» Rows
━━━━━━

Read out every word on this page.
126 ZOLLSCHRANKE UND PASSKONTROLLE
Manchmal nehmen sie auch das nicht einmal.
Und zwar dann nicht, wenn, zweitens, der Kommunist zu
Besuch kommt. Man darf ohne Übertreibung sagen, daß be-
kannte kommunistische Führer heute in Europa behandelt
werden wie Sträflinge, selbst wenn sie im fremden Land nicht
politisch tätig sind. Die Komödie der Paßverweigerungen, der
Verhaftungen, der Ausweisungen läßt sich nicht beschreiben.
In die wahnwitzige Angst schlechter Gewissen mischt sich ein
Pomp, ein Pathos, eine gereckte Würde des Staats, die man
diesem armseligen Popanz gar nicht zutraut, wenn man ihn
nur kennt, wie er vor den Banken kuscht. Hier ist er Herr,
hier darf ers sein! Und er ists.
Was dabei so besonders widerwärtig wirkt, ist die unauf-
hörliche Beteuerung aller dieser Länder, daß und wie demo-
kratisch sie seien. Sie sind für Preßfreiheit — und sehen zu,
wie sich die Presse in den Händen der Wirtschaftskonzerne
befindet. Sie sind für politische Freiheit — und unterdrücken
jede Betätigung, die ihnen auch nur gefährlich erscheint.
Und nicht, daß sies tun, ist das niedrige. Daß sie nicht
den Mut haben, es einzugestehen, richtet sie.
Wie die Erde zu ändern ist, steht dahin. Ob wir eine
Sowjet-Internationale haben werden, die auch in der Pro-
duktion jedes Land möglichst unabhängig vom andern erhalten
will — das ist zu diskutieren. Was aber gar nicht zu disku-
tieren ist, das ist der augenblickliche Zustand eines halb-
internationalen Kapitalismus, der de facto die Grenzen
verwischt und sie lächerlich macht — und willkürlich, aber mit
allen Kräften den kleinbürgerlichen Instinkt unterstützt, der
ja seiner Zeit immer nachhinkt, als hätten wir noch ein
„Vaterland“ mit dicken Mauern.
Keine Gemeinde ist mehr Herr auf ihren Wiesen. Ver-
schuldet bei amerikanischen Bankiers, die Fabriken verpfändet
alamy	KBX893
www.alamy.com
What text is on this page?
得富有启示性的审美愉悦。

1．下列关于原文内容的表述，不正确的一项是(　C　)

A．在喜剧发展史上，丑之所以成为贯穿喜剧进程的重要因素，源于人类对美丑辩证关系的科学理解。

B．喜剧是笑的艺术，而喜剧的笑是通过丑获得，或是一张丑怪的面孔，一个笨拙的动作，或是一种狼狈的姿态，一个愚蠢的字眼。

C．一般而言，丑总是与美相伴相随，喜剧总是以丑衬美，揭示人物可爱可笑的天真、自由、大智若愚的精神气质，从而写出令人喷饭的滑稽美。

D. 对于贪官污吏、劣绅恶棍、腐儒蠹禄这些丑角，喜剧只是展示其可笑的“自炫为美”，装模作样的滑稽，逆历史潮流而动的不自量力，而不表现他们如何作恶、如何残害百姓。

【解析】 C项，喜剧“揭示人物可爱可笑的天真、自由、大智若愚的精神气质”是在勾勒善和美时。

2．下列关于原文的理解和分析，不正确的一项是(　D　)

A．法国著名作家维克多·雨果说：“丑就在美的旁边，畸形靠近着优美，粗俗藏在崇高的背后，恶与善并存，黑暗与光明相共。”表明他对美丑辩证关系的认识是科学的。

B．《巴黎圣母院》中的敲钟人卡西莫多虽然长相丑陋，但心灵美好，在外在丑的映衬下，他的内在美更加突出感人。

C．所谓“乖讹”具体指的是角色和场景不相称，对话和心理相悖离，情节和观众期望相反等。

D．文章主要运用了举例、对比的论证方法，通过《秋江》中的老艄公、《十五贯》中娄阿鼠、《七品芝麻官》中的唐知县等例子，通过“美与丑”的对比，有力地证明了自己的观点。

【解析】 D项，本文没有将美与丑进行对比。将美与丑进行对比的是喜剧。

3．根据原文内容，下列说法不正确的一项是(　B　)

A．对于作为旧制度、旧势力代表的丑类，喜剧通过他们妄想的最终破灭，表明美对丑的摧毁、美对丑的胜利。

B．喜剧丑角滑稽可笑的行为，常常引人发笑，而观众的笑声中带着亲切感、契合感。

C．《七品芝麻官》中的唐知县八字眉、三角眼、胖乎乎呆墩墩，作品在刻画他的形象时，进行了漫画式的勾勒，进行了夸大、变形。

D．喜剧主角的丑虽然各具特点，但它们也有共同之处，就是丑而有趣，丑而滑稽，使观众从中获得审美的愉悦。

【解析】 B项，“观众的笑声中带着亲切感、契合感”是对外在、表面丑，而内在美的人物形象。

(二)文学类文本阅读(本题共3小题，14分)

━━━━━━

» Given request
All of the data shown above must be copied exactly.

» Complete output
Read out every word on this page.
126 ZOLLSCHRANKE UND PASSKONTROLLE
Manchmal nehmen sie auch das nicht einmal.
Und zwar dann nicht, wenn, zweitens, der Kommunist zu
Besuch kommt. Man darf ohne Übertreibung sagen, daß be-
kannte kommunistische Führer heute in Europa behandelt
werden wie Sträflinge, selbst wenn sie im fremden Land nicht
politisch tätig sind. Die Komödie der Paßverweigerungen, der
Verhaftungen, der Ausweisungen läßt sich nicht beschreiben.
In die wahnwitzige Angst schlechter Gewissen mischt sich ein
Pomp, ein Pathos, eine gereckte Würde des Staats, die man
diesem armseligen Popanz gar nicht zutraut, wenn man ihn
nur kennt, wie er vor den Banken kuscht. Hier ist er Herr,
hier darf ers sein! Und er ists.
Was dabei so besonders widerwärtig wirkt, ist die unauf-
hörliche Beteuerung aller dieser Länder, daß und wie demo-
kratisch sie seien. Sie sind für Preßfreiheit — und sehen zu,
wie sich die Presse in den Händen der Wirtschaftskonzerne
befindet. Sie sind für politische Freiheit — und unterdrücken
jede Betätigung, die ihnen auch nur gefährlich erscheint.
Und nicht, daß sies tun, ist das niedrige. Daß sie nicht
den Mut haben, es einzugestehen, richtet sie.
Wie die Erde zu ändern ist, steht dahin. Ob wir eine
Sowjet-Internationale haben werden, die auch in der Pro-
duktion jedes Land möglichst unabhängig vom andern erhalten
will — das ist zu diskutieren. Was aber gar nicht zu disku-
tieren ist, das ist der augenblickliche Zustand eines halb-
internationalen Kapitalismus, der de facto die Grenzen
verwischt und sie lächerlich macht — und willkürlich, aber mit
allen Kräften den kleinbürgerlichen Instinkt unterstützt, der
ja seiner Zeit immer nachhinkt, als hätten wir noch ein
„Vaterland“ mit dicken Mauern.
Keine Gemeinde ist mehr Herr auf ihren Wiesen. Ver-
schuldet bei amerikanischen Bankiers, die Fabriken verpfändet
alamy	KBX893
www.alamy.com
What text is on this page?
得富有启示性的审美愉悦。

1．下列关于原文内容的表述，不正确的一项是(　C　)

A．在喜剧发展史上，丑之所以成为贯穿喜剧进程的重要因素，源于人类对美丑辩证关系的科学理解。

B．喜剧是笑的艺术，而喜剧的笑是通过丑获得，或是一张丑怪的面孔，一个笨拙的动作，或是一种狼狈的姿态，一个愚蠢的字眼。

C．一般而言，丑总是与美相伴相随，喜剧总是以丑衬美，揭示人物可爱可笑的天真、自由、大智若愚的精神气质，从而写出令人喷饭的滑稽美。

D. 对于贪官污吏、劣绅恶棍、腐儒蠹禄这些丑角，喜剧只是展示其可笑的“自炫为美”，装模作样的滑稽，逆历史潮流而动的不自量力，而不表现他们如何作恶、如何残害百姓。

【解析】 C项，喜剧“揭示人物可爱可笑的天真、自由、大智若愚的精神气质”是在勾勒善和美时。

2．下列关于原文的理解和分析，不正确的一项是(　D　)

A．法国著名作家维克多·雨果说：“丑就在美的旁边，畸形靠近着优美，粗俗藏在崇高的背后，恶与善并存，黑暗与光明相共。”表明他对美丑辩证关系的认识是科学的。

B．《巴黎圣母院》中的敲钟人卡西莫多虽然长相丑陋，但心灵美好，在外在丑的映衬下，他的内在美更加突出感人。

C．所谓“乖讹”具体指的是角色和场景不相称，对话和心理相悖离，情节和观众期望相反等。

D．文章主要运用了举例、对比的论证方法，通过《秋江》中的老艄公、《十五贯》中娄阿鼠、《七品芝麻官》中的唐知县等例子，通过“美与丑”的对比，有力地证明了自己的观点。

【解析】 D项，本文没有将美与丑进行对比。将美与丑进行对比的是喜剧。

3．根据原文内容，下列说法不正确的一项是(　B　)

A．对于作为旧制度、旧势力代表的丑类，喜剧通过他们妄想的最终破灭，表明美对丑的摧毁、美对丑的胜利。

B．喜剧丑角滑稽可笑的行为，常常引人发笑，而观众的笑声中带着亲切感、契合感。

C．《七品芝麻官》中的唐知县八字眉、三角眼、胖乎乎呆墩墩，作品在刻画他的形象时，进行了漫画式的勾勒，进行了夸大、变形。

D．喜剧主角的丑虽然各具特点，但它们也有共同之处，就是丑而有趣，丑而滑稽，使观众从中获得审美的愉悦。

【解析】 B项，“观众的笑声中带着亲切感、契合感”是对外在、表面丑，而内在美的人物形象。

(二)文学类文本阅读(本题共3小题，14分)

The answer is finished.